Prompt:
Copy each line in the data that includes the word "this".

Records from a collection:
· · · · · · ·

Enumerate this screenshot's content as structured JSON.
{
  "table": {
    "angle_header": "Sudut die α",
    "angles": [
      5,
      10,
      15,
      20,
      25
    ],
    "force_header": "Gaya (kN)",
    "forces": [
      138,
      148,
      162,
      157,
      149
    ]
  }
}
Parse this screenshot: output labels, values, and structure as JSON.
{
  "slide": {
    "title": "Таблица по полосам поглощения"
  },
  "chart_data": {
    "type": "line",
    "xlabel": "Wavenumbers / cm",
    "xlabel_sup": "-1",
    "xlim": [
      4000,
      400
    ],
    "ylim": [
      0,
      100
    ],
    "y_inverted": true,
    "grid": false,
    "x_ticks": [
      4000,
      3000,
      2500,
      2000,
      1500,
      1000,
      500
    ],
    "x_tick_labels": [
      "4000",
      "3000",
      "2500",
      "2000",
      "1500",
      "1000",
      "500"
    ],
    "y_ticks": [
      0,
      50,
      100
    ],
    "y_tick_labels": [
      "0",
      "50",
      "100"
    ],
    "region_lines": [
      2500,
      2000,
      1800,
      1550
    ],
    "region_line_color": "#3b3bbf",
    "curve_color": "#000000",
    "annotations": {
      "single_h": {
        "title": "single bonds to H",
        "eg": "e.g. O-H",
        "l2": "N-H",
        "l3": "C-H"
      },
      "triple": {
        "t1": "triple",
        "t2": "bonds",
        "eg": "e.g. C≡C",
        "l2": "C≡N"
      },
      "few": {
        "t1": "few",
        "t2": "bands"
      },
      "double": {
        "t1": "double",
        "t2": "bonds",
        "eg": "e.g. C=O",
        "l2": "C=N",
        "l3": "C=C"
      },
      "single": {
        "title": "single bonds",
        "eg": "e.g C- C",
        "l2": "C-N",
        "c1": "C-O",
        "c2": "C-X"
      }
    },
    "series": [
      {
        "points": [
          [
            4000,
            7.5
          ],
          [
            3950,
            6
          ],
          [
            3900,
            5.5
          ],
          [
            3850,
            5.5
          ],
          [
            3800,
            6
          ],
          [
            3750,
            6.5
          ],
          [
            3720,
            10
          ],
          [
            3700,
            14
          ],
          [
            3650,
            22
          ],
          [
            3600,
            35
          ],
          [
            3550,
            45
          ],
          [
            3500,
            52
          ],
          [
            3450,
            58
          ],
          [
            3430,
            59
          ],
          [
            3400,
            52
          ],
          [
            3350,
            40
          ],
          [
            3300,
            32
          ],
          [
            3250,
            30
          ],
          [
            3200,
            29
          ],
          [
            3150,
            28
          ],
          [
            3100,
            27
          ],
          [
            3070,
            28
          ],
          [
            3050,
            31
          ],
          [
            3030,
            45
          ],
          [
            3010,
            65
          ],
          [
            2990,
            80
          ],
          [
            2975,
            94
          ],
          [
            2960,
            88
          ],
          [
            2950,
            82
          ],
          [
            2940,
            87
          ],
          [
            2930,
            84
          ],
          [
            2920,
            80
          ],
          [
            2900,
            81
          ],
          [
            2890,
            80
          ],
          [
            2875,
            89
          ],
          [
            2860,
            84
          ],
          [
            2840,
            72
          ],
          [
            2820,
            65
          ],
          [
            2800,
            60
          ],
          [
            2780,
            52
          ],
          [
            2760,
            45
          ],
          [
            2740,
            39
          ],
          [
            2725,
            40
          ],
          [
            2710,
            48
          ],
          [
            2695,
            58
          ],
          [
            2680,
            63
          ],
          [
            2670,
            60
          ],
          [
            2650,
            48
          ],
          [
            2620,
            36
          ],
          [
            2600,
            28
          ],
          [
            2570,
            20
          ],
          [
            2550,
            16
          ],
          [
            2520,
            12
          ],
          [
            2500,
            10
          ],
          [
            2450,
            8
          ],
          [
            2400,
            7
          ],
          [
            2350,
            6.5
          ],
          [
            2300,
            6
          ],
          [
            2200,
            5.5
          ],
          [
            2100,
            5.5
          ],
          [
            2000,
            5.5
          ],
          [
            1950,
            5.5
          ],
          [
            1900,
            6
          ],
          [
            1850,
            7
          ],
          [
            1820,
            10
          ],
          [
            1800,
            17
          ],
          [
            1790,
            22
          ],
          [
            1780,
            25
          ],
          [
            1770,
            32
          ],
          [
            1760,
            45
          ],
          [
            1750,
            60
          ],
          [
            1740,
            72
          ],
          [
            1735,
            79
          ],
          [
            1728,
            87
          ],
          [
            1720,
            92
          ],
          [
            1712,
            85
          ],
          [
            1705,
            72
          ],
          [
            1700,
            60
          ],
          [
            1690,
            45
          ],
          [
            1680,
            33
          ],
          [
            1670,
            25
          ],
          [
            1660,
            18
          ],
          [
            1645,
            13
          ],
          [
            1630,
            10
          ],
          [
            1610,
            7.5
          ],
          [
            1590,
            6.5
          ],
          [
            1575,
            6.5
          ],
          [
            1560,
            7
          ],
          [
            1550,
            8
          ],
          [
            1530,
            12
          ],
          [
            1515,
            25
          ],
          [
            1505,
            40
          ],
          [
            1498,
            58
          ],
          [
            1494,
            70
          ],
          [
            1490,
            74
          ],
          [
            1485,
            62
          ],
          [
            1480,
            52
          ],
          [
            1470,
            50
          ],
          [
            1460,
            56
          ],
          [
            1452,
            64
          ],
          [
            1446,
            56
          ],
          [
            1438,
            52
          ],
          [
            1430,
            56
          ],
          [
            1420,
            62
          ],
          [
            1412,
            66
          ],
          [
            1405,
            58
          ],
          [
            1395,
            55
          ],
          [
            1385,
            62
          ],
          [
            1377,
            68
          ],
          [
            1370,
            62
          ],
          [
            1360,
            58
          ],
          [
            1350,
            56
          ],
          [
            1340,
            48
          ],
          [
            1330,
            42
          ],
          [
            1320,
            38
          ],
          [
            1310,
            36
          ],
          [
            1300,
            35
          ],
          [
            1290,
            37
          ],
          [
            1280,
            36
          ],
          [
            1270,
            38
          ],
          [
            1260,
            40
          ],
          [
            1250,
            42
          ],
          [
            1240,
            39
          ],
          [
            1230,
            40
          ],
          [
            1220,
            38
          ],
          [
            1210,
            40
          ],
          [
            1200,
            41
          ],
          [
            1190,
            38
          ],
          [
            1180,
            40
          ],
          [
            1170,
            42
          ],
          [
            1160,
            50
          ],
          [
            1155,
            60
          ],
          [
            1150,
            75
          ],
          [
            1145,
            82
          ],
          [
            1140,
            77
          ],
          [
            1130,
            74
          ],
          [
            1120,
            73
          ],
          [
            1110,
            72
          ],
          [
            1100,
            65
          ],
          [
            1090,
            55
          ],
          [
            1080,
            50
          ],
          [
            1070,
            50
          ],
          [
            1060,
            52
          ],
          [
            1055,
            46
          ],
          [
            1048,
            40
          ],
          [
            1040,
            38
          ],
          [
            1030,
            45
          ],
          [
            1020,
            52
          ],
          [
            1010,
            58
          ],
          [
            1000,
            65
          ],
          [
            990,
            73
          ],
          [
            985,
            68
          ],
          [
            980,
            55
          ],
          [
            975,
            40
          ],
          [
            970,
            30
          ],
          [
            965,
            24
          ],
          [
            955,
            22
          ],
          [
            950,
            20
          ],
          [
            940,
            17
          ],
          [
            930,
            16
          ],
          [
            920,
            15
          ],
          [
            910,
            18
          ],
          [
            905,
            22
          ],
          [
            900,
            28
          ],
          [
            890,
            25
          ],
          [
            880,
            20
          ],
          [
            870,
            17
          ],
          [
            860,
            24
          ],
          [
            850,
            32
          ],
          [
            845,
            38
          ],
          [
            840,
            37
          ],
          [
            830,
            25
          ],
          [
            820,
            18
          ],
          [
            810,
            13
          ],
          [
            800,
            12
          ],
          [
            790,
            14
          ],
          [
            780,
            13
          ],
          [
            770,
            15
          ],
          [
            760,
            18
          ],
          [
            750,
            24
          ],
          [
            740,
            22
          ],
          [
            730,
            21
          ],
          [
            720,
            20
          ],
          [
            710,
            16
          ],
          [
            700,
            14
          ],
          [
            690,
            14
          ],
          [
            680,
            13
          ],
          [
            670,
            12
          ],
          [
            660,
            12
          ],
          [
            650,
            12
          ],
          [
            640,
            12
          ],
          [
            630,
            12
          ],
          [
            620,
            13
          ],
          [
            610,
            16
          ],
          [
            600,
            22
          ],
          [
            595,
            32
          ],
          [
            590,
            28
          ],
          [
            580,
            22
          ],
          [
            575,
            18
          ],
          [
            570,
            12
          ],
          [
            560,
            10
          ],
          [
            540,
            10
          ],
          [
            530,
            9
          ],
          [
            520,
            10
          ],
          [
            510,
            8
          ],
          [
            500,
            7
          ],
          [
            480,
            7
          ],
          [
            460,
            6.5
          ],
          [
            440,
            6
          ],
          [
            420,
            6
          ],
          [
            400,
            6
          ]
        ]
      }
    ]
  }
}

· · · · · · ·

Full output:
Enumerate this screenshot's content as structured JSON.
Parse this screenshot: output labels, values, and structure as JSON.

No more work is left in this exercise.